▶ _Task description_
For every line in the data below that contains "step", copy the line.
** START Data supplied **
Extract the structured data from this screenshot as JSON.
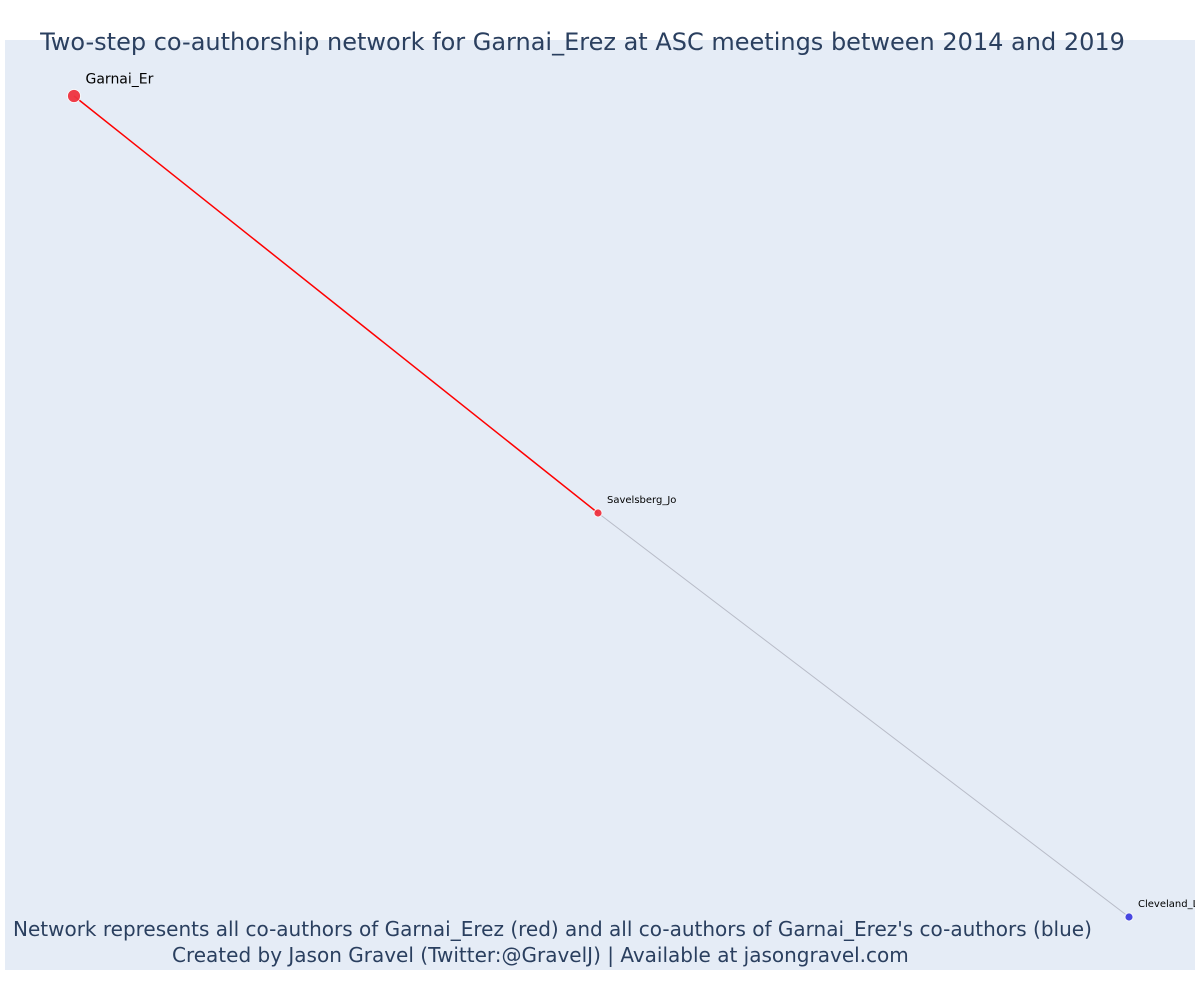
{
  "title": "Two-step co-authorship network for Garnai_Erez at ASC meetings between 2014 and 2019",
  "footer": {
    "line1": "Network represents all co-authors of Garnai_Erez (red) and all co-authors of Garnai_Erez's co-authors (blue)",
    "line2": "Created by Jason Gravel (Twitter:@GravelJ) | Available at jasongravel.com"
  },
  "colors": {
    "plot_background": "#e5ecf6",
    "focal_edge": "#ff0000",
    "secondary_edge": "#b8bcc8",
    "red_node": "#ef3340",
    "blue_node": "#4040e0",
    "text": "#2a3f5f"
  },
  "network": {
    "nodes": [
      {
        "id": "garnai",
        "label": "Garnai_Er",
        "group": "red",
        "role": "focal"
      },
      {
        "id": "savelsberg",
        "label": "Savelsberg_Jo",
        "group": "red",
        "role": "co-author"
      },
      {
        "id": "cleveland",
        "label": "Cleveland_La",
        "group": "blue",
        "role": "second-step"
      }
    ],
    "edges": [
      {
        "source": "garnai",
        "target": "savelsberg",
        "type": "focal"
      },
      {
        "source": "savelsberg",
        "target": "cleveland",
        "type": "secondary"
      }
    ]
  }
}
** END Data supplied **
▶ _Task response_
  "title": "Two-step co-authorship network for Garnai_Erez at ASC meetings between 2014 and 2019",
        "role": "second-step"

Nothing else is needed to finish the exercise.